**Task requirements:**
Return each line that holds the word "Hedged".

**Dataset:**
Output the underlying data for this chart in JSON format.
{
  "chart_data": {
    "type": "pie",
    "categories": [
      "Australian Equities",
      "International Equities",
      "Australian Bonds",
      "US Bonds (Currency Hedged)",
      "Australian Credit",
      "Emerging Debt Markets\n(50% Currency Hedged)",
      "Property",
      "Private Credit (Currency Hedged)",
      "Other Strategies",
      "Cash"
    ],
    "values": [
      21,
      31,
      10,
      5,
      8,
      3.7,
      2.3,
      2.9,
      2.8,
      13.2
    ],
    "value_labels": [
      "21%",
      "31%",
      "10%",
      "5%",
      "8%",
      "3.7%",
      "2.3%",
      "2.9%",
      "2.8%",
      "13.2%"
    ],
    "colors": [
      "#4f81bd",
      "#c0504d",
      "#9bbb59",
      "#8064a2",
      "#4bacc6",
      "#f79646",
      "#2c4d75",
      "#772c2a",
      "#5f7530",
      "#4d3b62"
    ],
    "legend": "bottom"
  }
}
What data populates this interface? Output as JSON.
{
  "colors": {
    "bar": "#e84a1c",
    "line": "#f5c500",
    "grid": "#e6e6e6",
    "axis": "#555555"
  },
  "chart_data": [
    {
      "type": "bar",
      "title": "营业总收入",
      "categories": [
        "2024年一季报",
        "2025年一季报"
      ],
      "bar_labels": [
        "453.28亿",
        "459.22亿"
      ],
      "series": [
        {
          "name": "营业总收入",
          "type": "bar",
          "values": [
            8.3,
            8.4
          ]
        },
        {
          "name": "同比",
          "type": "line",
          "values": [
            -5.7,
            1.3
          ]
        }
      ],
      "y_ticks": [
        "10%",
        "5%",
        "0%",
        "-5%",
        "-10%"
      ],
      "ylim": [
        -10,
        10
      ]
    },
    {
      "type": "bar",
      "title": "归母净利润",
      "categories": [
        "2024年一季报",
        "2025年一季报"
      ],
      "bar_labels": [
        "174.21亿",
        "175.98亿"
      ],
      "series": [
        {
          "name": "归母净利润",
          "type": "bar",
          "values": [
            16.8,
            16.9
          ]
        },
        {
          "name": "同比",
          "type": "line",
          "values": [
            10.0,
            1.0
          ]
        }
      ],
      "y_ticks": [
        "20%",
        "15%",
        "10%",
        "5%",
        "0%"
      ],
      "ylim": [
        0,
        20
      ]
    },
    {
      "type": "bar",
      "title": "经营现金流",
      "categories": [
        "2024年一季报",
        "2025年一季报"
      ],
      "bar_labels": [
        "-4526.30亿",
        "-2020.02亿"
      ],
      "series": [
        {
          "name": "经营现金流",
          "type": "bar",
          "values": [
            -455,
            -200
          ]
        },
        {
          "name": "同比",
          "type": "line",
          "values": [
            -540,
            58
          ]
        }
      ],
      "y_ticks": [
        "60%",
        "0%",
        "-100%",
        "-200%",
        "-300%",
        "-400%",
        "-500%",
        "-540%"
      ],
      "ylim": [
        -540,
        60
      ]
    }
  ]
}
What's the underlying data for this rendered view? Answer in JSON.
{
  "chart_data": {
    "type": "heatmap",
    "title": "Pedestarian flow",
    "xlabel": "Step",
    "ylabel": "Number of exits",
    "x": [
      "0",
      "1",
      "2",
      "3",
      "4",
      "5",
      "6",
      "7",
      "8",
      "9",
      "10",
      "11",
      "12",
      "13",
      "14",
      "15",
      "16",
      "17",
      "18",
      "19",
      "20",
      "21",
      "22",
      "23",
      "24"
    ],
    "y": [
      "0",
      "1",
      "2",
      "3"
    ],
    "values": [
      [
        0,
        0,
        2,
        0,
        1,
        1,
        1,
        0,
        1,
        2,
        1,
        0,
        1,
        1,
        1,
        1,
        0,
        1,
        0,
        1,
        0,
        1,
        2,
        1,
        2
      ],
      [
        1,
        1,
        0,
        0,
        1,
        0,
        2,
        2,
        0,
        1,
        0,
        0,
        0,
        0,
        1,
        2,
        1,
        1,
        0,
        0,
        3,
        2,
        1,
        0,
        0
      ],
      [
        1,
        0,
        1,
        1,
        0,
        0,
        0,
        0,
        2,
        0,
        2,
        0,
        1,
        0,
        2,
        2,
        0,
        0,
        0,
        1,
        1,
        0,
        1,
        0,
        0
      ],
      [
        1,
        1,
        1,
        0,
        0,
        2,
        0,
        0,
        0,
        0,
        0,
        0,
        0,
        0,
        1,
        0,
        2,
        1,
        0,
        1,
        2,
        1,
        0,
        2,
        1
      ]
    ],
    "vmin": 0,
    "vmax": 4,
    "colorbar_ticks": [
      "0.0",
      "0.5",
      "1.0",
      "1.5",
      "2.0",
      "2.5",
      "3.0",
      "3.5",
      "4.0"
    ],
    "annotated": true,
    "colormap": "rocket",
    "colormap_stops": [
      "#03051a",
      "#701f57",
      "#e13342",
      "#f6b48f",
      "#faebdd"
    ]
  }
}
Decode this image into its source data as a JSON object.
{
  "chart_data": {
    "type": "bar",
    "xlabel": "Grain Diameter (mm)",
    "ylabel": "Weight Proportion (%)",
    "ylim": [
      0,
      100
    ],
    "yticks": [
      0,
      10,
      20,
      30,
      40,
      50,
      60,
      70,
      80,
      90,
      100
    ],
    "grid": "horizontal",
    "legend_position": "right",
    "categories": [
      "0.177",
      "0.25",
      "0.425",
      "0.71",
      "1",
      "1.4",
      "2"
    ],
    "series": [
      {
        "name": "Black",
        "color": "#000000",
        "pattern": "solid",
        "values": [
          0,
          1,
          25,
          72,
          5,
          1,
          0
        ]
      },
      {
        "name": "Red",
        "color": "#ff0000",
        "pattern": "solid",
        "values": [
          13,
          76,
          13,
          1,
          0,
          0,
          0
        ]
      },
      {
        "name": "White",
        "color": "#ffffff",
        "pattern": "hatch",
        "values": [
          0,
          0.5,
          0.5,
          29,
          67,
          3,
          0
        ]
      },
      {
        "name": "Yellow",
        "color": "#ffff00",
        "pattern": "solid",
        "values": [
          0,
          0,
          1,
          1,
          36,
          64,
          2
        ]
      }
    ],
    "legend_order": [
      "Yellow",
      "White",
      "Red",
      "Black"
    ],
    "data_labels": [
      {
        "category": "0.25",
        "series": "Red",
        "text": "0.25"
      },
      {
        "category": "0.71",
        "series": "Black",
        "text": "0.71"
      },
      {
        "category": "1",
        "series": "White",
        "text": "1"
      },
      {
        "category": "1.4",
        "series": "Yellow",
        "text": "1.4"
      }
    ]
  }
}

**Written response:**
      "US Bonds (Currency Hedged)",
      "Emerging Debt Markets\n(50% Currency Hedged)",
      "Private Credit (Currency Hedged)",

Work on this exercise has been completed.